## BEGIN DATA FOR THIS EXERCISE
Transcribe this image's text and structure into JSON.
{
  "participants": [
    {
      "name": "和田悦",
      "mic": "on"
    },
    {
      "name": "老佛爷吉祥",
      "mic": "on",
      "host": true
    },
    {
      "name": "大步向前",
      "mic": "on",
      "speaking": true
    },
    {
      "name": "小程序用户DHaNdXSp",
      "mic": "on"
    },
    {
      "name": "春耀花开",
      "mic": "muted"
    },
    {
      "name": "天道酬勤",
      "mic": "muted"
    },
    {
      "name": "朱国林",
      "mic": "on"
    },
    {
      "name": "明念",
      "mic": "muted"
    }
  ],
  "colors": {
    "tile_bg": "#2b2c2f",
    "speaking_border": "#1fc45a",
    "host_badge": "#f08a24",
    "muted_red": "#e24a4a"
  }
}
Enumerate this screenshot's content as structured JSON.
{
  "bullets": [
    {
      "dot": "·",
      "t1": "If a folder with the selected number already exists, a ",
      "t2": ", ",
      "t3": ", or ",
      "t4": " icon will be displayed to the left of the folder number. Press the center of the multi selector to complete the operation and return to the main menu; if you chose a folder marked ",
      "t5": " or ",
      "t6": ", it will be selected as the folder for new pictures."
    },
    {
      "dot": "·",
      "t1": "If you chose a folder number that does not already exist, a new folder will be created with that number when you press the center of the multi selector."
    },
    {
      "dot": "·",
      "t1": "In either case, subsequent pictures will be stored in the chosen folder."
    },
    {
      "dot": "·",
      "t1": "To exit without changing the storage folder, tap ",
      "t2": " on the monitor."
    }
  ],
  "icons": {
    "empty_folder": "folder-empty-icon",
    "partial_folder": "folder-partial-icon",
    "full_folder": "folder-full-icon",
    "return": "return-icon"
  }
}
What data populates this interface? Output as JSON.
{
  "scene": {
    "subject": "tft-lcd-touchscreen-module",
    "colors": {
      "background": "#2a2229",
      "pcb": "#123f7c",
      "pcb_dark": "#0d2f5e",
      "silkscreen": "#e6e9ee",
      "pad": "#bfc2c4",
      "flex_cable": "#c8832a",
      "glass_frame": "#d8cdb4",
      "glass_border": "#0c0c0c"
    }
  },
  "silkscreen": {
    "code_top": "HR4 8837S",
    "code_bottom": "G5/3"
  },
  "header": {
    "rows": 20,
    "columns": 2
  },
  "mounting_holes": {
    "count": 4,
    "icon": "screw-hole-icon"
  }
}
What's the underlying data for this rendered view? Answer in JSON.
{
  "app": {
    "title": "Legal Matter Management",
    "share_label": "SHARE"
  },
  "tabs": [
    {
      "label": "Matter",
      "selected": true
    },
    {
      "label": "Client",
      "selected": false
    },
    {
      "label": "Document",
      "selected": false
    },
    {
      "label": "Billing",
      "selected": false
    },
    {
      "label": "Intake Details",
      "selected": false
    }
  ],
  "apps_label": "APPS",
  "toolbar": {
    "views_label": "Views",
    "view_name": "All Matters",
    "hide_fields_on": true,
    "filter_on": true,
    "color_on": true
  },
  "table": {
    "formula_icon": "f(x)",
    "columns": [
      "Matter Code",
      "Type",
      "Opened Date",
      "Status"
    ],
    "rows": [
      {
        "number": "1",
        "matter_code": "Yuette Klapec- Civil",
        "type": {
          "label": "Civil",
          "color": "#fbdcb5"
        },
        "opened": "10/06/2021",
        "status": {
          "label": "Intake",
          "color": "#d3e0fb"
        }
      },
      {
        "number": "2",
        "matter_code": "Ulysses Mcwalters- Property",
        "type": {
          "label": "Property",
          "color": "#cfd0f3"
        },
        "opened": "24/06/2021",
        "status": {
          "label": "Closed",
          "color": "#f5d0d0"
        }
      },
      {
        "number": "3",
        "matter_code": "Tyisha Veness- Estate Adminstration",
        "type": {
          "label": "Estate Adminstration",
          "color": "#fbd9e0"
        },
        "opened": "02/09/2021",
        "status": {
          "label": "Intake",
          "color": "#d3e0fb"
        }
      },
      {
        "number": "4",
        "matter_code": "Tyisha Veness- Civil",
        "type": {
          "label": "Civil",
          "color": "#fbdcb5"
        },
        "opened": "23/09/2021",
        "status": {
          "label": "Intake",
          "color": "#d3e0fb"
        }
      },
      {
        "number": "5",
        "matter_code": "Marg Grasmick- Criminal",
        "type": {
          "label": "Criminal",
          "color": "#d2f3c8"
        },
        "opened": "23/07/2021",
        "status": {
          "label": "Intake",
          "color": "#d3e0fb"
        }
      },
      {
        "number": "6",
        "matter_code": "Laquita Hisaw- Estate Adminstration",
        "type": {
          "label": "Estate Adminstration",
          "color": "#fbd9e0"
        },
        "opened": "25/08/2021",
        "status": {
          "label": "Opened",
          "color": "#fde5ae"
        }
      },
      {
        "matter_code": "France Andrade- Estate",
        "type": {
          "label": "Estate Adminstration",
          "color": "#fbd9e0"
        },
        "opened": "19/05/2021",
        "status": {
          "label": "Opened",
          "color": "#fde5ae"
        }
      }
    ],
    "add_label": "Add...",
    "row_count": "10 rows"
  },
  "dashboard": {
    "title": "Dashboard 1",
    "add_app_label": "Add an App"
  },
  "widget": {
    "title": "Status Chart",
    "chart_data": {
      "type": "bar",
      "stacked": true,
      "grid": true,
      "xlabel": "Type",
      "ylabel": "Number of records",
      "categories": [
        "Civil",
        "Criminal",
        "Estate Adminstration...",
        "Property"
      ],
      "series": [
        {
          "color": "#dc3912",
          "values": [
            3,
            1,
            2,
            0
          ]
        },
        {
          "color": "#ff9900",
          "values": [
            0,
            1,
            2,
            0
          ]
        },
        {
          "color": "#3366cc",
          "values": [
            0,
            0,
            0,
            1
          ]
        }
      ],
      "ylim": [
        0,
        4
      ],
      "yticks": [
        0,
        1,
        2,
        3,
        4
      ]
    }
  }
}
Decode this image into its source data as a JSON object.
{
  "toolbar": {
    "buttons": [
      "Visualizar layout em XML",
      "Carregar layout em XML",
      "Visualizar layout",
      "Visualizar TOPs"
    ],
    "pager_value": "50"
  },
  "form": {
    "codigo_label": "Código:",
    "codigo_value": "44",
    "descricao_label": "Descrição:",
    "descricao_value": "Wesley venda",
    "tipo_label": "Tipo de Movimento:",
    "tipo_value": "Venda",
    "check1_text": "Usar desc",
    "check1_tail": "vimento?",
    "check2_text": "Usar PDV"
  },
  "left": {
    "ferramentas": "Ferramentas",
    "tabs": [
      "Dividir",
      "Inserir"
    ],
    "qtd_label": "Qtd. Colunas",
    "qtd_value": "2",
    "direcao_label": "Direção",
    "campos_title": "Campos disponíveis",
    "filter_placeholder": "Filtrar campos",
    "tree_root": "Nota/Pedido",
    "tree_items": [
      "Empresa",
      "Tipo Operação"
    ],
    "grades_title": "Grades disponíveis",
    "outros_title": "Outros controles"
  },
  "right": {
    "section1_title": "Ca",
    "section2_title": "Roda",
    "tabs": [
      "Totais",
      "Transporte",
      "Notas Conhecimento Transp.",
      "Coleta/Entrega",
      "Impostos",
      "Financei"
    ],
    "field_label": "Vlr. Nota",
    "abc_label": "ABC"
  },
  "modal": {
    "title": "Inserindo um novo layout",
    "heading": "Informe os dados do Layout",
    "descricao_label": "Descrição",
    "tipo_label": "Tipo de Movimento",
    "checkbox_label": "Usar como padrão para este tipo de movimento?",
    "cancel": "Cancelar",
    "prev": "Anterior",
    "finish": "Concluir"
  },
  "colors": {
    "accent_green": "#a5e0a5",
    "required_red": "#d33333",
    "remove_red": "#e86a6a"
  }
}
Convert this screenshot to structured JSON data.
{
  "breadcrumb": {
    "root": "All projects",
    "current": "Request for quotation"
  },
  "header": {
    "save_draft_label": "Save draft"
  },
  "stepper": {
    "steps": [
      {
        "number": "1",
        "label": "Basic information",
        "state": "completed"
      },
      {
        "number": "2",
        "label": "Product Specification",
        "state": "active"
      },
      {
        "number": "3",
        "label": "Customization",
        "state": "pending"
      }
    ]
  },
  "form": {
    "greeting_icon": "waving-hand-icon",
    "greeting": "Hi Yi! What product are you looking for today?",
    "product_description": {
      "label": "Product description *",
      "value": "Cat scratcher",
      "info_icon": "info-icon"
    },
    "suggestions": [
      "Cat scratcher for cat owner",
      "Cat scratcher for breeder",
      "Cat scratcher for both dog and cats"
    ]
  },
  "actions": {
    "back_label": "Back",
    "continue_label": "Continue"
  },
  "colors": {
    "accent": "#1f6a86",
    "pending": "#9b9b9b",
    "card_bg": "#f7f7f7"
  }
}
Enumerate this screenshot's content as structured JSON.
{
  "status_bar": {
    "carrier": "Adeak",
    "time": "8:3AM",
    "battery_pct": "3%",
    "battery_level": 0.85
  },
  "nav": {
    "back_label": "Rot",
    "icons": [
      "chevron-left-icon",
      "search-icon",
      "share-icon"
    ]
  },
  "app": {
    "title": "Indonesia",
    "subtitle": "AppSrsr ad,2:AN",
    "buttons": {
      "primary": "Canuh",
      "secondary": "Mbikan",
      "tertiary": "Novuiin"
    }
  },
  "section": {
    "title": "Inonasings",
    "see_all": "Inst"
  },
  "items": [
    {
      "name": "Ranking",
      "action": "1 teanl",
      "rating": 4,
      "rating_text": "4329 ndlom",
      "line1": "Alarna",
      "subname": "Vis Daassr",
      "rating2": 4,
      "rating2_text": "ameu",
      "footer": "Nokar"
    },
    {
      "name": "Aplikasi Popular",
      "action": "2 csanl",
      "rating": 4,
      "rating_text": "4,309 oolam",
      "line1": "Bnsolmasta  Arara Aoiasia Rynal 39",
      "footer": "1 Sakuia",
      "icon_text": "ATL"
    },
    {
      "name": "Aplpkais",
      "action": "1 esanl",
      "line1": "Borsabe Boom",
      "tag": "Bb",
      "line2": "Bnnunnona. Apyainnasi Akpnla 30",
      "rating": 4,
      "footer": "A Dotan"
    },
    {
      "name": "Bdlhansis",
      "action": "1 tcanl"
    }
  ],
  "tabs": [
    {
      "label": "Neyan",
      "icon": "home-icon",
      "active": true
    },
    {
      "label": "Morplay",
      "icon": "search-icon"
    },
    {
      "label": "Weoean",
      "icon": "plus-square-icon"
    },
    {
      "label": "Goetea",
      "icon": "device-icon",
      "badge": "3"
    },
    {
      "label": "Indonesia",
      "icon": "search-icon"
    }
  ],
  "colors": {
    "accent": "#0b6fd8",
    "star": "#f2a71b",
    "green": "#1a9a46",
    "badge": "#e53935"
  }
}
## END DATA FOR THIS EXERCISE
> **EXERCISE BRIEF**: Report only the number of lines that hold the word "Civil".

> **EXPECTED OUTPUT**: 5